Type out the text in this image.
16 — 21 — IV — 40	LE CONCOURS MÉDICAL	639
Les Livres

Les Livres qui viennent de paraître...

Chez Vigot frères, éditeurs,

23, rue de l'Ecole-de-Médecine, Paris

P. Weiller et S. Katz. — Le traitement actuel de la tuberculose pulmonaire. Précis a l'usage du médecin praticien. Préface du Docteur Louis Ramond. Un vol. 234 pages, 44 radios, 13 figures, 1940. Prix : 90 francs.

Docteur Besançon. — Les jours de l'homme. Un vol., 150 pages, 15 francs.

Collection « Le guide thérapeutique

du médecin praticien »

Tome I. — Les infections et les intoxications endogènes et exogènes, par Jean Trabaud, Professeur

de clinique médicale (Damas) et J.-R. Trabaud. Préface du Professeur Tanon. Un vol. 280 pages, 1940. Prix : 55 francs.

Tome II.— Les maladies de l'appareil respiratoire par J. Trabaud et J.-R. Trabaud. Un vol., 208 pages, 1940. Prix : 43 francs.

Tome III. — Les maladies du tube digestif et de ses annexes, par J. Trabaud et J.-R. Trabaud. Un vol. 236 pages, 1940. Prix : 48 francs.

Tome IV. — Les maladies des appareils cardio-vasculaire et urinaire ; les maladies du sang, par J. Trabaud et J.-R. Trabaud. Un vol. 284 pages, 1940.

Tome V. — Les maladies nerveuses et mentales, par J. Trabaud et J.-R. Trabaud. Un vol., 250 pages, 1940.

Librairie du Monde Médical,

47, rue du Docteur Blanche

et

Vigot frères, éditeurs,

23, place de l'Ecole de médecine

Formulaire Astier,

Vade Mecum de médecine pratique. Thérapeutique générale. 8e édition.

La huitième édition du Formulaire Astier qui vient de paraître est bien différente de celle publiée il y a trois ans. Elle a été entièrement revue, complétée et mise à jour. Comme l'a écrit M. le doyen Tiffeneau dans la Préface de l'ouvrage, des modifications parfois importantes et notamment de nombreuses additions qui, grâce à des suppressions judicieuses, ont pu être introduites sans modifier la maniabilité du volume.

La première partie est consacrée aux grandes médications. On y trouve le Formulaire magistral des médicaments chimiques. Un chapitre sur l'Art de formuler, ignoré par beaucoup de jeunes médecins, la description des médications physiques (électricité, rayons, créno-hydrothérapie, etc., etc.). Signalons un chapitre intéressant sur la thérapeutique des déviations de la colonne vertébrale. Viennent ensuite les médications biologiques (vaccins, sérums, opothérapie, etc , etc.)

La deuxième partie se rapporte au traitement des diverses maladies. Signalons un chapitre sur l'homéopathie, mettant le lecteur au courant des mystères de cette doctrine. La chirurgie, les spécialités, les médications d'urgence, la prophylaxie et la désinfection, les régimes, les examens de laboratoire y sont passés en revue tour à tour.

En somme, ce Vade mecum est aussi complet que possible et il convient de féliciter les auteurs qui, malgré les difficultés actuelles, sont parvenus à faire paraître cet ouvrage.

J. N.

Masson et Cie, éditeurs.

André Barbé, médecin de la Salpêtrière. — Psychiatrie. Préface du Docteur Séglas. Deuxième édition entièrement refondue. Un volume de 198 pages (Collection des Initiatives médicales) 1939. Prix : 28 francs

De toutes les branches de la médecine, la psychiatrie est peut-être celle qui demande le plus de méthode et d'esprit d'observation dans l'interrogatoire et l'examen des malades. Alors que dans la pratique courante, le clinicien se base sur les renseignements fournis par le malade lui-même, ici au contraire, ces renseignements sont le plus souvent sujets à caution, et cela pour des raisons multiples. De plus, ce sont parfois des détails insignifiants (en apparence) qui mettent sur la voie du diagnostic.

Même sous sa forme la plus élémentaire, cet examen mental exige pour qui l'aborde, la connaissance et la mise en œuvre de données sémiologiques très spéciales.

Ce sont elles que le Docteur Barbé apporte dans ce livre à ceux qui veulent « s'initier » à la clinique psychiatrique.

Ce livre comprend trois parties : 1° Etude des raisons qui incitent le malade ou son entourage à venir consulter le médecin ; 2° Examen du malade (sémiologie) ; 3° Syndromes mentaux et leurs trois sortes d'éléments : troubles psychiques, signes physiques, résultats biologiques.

Exercise goal: Pull out each line of the entries that contains "praticien".

Solution to this problem:
P. Weiller et S. Katz. — Le traitement actuel de la tuberculose pulmonaire. Précis a l'usage du médecin praticien. Préface du Docteur Louis Ramond. Un vol. 234 pages, 44 radios, 13 figures, 1940. Prix : 90 francs.
du médecin praticien »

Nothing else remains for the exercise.